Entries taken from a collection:
○ ○ ○
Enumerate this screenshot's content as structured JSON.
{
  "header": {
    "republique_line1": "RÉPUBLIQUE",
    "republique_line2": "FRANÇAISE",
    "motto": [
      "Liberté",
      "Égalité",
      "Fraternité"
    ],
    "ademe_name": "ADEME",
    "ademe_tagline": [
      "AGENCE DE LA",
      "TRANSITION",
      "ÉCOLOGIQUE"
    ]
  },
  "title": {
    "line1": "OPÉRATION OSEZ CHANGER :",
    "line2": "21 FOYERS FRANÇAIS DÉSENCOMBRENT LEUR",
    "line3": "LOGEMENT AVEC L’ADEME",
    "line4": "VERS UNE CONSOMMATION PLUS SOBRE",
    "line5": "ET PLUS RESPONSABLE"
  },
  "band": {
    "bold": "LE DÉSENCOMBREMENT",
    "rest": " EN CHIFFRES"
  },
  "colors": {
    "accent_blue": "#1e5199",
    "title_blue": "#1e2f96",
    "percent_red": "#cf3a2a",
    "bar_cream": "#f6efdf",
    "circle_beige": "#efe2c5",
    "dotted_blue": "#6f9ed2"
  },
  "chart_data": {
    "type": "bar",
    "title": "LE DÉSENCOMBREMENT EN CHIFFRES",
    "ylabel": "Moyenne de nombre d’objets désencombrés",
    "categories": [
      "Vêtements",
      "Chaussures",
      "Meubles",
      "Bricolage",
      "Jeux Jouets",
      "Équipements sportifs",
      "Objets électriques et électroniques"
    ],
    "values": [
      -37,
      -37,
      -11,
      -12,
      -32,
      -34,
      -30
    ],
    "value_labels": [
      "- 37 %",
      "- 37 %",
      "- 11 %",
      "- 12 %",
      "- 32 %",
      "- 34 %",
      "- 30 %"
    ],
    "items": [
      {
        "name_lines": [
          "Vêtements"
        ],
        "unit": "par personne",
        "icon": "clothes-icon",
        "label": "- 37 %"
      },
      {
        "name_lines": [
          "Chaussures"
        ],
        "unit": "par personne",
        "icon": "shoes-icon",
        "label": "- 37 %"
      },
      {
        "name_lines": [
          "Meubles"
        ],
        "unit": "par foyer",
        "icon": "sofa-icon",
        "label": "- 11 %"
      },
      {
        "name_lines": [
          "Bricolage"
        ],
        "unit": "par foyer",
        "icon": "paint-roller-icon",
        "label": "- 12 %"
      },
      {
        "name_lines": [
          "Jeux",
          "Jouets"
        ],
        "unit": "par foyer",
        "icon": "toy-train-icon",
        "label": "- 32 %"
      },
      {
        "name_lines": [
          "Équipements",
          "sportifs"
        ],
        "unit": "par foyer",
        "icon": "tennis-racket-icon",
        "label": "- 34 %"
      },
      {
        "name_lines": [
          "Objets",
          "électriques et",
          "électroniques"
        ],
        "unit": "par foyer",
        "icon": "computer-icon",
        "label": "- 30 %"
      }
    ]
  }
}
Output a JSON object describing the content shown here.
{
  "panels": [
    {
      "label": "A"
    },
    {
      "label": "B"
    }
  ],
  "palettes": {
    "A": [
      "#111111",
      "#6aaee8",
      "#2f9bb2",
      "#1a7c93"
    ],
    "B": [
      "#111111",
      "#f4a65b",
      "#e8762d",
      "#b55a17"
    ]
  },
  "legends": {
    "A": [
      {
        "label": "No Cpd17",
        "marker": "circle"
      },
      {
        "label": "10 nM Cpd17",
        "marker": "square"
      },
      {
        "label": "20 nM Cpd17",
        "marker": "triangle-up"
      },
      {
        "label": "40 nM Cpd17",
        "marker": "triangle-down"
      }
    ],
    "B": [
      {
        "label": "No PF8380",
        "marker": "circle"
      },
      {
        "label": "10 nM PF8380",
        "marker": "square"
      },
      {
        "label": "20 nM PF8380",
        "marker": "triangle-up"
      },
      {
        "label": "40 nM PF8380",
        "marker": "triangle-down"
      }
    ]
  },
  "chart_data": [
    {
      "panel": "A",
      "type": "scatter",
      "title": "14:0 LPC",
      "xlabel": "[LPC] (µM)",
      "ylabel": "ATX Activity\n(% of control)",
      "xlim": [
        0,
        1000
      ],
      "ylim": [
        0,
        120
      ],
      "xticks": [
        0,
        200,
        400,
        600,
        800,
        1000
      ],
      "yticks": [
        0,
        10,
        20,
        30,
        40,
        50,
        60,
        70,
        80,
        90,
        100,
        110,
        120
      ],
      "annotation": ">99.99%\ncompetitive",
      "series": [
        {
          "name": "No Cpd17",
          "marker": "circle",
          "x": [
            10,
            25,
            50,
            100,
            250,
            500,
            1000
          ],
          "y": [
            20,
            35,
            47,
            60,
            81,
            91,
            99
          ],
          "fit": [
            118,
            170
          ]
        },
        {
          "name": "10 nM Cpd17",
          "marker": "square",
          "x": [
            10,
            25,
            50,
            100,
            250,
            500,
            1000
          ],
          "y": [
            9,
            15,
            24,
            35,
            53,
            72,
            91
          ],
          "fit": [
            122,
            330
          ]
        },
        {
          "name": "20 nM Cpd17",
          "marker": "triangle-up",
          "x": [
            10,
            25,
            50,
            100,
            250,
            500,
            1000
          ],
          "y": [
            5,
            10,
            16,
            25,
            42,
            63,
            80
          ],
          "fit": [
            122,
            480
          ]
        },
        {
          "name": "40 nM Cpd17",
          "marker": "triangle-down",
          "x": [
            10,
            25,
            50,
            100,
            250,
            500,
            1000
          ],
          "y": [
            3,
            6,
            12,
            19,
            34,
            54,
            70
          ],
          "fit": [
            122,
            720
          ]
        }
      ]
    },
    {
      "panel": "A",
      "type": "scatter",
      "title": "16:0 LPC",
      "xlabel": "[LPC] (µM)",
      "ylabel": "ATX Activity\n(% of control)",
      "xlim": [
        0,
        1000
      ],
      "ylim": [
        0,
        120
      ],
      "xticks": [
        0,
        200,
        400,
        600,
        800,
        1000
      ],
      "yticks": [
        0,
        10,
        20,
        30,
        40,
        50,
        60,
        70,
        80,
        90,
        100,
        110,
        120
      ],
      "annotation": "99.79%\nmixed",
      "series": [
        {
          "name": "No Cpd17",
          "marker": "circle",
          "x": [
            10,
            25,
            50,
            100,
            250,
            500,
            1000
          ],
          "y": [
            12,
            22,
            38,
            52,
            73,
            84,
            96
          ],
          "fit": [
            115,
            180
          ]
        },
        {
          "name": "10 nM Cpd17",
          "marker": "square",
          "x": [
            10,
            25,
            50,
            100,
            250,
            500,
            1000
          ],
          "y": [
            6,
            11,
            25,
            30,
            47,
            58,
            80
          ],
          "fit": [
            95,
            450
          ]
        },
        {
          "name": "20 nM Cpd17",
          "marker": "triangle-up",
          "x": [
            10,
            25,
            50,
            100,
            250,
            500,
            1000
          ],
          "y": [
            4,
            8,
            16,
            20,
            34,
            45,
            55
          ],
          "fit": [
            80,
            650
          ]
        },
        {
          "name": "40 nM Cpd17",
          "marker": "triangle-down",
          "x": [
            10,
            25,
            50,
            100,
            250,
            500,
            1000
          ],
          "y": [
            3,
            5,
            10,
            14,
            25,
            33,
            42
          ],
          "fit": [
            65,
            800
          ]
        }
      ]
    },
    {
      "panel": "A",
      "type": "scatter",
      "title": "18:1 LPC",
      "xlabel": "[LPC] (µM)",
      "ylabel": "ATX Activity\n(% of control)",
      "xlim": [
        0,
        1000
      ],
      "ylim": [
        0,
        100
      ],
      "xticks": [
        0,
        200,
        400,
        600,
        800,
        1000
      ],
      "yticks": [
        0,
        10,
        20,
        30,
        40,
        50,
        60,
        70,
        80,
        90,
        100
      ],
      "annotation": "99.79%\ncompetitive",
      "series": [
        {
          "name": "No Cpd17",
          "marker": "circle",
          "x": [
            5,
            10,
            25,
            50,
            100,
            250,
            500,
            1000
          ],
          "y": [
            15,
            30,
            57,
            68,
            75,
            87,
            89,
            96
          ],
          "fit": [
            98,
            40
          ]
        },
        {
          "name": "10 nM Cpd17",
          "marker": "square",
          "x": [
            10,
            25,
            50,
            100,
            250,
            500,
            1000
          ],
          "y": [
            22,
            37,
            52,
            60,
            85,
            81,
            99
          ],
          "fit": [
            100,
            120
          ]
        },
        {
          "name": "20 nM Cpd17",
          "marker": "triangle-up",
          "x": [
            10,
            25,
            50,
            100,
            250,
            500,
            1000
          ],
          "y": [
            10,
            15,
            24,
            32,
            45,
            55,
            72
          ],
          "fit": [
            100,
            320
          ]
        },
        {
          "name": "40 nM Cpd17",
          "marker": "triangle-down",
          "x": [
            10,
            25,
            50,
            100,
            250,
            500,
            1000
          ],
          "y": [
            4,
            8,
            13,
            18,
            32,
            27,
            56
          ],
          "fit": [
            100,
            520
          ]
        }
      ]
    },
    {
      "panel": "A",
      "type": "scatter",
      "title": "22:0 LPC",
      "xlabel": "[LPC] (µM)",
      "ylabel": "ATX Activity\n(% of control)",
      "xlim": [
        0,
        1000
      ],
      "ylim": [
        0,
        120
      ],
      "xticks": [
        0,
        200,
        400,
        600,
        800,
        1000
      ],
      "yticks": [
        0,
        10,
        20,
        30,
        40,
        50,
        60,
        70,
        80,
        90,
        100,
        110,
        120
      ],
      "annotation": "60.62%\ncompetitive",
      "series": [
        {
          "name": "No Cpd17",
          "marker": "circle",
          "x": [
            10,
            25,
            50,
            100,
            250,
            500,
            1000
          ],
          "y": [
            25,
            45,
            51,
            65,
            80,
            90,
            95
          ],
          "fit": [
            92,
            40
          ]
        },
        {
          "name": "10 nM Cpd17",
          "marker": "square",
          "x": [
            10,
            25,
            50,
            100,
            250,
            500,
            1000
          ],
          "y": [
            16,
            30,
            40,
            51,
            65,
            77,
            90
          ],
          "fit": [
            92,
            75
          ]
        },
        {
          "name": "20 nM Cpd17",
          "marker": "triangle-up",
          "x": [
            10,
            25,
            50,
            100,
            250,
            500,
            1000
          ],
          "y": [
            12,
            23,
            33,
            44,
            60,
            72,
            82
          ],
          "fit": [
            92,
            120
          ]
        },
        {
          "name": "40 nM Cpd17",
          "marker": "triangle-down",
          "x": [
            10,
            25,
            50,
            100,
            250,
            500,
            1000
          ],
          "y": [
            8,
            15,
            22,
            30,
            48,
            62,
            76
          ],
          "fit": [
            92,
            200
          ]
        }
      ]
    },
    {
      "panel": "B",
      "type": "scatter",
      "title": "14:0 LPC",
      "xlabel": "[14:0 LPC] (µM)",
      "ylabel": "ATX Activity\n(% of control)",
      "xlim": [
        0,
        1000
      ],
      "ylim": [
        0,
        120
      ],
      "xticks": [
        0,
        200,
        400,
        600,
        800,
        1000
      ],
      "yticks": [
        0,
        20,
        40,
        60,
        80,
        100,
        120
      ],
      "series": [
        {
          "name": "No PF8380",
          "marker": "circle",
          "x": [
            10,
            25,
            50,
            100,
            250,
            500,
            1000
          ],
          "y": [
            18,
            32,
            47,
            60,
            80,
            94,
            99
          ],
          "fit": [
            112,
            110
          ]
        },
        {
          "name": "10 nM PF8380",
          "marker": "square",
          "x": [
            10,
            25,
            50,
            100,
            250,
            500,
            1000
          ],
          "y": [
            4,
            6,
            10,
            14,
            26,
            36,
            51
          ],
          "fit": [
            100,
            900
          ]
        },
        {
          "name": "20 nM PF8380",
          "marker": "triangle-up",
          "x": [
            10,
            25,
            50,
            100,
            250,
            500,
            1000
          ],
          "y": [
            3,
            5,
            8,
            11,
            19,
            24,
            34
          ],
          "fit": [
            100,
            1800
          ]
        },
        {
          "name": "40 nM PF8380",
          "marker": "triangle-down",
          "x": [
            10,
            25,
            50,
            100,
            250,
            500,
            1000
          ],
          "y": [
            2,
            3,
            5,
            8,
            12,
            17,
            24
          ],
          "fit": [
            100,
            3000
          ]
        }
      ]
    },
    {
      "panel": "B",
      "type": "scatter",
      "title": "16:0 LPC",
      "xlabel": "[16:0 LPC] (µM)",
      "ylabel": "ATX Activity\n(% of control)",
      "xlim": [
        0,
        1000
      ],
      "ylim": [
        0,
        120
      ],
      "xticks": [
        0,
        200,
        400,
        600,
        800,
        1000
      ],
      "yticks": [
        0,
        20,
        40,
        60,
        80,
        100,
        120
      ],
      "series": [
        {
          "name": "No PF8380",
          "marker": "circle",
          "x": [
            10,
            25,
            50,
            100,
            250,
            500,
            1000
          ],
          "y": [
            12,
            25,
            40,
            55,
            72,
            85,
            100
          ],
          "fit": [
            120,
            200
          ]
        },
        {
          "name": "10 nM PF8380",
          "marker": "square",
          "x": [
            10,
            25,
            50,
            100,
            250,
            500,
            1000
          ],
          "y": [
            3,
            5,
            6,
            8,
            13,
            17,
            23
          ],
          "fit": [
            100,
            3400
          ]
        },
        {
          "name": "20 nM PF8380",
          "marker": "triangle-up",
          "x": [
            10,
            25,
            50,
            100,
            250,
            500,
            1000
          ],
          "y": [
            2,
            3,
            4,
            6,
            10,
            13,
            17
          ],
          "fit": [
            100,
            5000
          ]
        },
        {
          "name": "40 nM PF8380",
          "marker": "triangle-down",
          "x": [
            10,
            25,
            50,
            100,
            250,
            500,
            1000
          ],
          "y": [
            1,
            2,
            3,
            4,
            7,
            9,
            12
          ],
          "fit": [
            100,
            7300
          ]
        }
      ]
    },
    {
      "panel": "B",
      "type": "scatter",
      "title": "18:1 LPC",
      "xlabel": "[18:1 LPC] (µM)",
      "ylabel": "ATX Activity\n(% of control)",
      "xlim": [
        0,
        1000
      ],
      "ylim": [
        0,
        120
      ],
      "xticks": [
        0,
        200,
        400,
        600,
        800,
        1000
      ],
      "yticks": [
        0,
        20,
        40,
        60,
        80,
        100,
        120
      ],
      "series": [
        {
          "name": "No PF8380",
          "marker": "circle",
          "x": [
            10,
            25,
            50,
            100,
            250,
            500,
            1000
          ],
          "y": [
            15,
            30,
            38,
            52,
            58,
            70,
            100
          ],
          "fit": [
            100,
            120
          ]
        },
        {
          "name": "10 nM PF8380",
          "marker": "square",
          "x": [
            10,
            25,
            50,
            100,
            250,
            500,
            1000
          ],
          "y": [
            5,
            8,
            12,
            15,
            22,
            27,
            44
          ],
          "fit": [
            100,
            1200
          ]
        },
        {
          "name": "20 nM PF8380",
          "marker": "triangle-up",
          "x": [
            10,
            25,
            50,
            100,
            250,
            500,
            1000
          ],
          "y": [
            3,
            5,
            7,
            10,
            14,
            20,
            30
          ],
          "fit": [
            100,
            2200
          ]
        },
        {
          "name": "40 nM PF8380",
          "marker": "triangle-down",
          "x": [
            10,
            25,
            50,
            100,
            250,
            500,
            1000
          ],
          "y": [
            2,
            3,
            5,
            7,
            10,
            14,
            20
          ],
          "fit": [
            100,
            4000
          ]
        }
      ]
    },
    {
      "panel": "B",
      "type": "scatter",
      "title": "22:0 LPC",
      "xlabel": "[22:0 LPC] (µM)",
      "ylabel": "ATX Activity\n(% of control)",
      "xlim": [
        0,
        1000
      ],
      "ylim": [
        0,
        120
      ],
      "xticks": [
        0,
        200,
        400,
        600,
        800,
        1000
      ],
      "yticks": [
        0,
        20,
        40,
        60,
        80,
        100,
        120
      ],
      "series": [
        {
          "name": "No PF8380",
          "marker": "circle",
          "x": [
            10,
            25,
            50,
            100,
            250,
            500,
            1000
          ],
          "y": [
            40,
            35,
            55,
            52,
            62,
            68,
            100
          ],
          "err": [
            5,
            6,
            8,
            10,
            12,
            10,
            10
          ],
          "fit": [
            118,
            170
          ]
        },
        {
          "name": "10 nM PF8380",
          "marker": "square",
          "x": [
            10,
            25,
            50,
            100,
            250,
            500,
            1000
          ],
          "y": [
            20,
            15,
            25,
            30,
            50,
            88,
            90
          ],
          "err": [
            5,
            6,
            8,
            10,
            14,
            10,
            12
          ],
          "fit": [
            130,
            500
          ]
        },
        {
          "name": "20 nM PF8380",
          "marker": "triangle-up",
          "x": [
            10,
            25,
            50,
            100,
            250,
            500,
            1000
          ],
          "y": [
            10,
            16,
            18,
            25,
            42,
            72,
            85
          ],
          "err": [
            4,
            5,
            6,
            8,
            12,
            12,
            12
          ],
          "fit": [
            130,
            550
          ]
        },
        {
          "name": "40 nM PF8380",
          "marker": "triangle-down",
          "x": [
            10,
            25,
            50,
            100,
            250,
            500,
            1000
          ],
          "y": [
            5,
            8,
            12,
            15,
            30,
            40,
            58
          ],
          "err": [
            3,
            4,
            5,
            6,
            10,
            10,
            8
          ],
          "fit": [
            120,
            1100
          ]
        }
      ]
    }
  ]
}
○ ○ ○
Problem to solve: Your task is to pick out every line with the string "CHIFFRES" and copy it.

Answer to this task:
    "rest": " EN CHIFFRES"
    "title": "LE DÉSENCOMBREMENT EN CHIFFRES",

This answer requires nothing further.